[begin DATA SUPPLIED]

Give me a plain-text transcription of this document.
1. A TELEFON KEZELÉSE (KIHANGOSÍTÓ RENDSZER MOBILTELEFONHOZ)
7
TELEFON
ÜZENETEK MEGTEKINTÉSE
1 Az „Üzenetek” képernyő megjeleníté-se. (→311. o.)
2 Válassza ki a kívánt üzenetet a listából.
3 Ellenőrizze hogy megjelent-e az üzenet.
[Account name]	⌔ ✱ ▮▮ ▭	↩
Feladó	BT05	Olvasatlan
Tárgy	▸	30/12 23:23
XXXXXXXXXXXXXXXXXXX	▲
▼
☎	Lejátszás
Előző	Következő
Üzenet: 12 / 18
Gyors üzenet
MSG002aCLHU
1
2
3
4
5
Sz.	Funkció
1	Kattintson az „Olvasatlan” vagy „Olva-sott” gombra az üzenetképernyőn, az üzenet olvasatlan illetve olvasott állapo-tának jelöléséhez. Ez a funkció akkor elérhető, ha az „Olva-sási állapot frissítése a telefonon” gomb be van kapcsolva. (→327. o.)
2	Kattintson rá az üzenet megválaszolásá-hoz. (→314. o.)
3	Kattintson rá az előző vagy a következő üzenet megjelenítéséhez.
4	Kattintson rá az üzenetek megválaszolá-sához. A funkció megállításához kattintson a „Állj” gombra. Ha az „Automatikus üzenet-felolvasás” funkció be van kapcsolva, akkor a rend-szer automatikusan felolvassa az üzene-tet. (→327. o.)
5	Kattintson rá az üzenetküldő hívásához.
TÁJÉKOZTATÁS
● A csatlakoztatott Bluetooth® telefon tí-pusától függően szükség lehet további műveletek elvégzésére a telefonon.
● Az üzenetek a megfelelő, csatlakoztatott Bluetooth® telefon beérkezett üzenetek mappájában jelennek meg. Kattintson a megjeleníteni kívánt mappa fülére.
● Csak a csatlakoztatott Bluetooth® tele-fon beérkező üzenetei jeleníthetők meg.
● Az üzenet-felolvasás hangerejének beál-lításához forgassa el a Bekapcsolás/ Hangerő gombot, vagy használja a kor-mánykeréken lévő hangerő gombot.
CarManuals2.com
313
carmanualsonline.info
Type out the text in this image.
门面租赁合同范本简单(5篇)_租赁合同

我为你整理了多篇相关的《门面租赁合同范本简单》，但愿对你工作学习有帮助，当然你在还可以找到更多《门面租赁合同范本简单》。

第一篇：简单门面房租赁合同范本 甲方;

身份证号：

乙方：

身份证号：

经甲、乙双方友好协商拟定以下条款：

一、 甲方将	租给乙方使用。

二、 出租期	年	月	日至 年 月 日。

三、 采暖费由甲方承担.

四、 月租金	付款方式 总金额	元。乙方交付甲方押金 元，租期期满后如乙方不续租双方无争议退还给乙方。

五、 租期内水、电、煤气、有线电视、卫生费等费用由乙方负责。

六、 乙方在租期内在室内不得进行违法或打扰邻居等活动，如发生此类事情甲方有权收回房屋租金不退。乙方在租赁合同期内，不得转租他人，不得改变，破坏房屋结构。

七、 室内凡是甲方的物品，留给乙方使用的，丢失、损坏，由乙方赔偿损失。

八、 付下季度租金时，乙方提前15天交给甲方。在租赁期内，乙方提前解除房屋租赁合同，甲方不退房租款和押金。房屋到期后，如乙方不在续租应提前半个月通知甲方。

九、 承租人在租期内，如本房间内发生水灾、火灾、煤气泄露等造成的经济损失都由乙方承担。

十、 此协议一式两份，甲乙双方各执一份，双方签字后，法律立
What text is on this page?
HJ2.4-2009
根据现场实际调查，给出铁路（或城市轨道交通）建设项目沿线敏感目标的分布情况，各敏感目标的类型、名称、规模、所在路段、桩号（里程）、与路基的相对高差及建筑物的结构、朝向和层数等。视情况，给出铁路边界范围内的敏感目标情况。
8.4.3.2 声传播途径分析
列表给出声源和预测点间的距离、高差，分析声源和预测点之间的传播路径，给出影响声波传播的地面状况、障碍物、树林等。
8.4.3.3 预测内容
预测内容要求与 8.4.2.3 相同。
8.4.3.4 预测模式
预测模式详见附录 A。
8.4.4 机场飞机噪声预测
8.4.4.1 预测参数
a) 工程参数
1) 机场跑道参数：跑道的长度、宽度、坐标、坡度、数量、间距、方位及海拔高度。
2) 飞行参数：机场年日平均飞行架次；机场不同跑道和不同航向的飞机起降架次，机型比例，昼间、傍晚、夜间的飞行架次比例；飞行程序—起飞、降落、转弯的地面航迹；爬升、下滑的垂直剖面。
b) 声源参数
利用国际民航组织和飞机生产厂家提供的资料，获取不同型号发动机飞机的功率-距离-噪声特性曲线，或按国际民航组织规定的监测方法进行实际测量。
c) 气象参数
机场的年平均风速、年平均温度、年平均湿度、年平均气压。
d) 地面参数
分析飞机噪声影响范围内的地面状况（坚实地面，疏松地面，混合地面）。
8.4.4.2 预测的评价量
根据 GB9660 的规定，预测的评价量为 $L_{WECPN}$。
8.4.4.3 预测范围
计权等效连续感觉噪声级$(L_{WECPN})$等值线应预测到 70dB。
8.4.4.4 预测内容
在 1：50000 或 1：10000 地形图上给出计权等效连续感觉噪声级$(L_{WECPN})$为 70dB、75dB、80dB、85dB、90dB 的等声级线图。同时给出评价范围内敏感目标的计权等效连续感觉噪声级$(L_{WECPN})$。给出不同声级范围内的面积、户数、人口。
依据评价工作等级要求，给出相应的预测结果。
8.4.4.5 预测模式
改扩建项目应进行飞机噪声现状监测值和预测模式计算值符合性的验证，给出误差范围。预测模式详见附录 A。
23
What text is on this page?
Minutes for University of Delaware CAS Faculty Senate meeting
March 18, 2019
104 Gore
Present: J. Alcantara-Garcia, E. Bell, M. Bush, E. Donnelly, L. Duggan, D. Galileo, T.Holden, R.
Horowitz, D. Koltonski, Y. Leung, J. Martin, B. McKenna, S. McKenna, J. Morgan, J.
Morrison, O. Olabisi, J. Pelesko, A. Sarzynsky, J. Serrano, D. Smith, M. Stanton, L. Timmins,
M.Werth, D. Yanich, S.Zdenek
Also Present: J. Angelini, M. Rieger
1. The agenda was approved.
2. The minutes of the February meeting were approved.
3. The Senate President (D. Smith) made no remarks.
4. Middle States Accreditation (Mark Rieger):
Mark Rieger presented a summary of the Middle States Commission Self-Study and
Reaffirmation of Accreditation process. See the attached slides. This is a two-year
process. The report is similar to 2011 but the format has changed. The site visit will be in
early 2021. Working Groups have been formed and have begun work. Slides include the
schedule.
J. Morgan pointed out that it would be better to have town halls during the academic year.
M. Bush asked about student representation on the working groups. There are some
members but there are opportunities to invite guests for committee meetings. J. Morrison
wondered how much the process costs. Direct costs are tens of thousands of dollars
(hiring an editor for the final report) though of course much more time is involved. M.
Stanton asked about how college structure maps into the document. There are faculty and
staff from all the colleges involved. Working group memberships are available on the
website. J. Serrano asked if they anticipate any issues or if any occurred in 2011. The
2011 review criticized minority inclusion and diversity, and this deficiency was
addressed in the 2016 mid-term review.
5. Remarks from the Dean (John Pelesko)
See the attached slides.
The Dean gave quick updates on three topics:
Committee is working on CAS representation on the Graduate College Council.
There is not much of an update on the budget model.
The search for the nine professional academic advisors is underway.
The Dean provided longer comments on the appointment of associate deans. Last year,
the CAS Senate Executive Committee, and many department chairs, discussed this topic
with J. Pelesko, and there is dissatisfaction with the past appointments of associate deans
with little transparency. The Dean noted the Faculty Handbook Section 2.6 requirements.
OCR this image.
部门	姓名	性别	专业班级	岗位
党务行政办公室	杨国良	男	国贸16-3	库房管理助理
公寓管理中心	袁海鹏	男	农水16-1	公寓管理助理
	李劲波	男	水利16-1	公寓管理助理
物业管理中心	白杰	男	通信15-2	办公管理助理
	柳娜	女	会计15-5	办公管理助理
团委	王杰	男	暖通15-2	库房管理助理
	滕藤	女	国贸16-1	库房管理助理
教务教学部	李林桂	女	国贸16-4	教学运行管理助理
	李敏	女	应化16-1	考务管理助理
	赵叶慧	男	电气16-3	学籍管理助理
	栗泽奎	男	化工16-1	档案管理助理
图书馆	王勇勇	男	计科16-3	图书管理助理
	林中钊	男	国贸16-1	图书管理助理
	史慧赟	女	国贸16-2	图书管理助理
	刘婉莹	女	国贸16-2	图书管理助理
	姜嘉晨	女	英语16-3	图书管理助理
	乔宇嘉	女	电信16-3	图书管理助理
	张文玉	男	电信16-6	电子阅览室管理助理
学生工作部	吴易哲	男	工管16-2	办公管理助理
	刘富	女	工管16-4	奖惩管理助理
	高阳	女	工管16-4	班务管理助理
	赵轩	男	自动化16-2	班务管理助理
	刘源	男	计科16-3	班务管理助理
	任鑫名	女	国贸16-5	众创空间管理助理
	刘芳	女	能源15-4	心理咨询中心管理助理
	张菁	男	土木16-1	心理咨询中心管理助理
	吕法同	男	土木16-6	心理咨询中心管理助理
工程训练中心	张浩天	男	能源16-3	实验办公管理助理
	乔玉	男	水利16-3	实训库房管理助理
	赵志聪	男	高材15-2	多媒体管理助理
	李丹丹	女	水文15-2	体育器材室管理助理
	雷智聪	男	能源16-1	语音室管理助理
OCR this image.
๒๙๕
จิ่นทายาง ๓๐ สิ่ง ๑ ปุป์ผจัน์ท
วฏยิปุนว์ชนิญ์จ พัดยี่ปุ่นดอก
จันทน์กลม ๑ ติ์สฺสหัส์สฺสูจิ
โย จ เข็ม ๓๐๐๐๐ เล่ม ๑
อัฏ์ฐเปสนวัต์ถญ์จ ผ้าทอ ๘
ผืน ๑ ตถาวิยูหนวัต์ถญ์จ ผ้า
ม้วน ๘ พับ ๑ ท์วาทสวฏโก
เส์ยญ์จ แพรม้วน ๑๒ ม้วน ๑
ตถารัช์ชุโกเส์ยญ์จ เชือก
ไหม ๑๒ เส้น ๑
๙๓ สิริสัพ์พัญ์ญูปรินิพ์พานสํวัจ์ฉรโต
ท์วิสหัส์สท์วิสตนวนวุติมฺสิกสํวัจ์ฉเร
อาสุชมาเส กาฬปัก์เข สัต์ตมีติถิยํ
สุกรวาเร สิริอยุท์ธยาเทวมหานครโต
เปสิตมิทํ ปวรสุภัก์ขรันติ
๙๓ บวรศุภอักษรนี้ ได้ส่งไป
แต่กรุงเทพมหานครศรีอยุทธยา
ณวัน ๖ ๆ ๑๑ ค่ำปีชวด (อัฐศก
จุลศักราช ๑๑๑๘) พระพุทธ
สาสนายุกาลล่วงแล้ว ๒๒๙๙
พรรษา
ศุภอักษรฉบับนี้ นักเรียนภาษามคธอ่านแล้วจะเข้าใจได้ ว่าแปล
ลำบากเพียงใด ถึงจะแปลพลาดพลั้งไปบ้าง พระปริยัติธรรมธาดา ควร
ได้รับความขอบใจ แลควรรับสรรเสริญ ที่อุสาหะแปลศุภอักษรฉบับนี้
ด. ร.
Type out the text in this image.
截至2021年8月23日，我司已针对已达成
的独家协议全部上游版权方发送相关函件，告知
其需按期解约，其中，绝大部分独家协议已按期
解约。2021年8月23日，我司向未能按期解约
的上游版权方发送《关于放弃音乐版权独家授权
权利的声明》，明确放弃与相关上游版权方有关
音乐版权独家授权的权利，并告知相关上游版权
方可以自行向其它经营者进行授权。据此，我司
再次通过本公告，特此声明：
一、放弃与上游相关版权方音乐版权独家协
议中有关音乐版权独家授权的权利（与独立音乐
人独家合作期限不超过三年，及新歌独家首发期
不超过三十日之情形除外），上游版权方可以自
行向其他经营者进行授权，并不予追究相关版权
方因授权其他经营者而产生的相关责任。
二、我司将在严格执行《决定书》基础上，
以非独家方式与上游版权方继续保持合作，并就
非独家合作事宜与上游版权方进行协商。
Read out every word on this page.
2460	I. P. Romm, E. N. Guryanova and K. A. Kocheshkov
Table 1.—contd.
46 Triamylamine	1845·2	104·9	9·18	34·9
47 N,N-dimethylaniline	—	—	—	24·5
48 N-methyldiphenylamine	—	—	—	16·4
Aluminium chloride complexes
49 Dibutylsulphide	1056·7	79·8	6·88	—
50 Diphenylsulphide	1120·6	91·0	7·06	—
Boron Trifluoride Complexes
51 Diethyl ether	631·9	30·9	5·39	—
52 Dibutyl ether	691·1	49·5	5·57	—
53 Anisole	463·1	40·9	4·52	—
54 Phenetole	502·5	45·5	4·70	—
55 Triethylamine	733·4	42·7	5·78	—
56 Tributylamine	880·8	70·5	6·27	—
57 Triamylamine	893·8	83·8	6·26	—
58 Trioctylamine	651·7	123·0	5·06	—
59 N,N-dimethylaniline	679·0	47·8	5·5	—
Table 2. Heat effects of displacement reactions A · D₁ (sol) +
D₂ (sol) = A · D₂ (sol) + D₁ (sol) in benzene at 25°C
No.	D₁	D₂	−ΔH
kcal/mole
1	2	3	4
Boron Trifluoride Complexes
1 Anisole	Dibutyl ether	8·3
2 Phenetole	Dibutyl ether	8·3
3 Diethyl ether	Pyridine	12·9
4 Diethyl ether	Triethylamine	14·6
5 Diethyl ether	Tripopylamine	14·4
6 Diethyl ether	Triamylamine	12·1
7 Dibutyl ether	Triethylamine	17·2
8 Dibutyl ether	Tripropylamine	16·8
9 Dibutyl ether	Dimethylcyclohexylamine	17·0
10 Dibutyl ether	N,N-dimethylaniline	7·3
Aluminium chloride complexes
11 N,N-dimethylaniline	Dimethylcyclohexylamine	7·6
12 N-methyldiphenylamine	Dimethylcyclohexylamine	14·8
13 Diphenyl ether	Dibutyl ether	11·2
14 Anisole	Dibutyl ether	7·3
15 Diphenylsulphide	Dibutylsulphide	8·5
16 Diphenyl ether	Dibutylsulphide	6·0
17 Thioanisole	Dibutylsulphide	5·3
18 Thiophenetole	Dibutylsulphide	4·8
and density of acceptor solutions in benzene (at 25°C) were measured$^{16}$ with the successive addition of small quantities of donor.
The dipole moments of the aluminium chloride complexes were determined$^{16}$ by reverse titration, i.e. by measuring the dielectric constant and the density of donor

[end DATA SUPPLIED]

* CHALLENGE
Answer with one number: how many lines of the entries above include the word "involved".

* FULL OUTPUT
2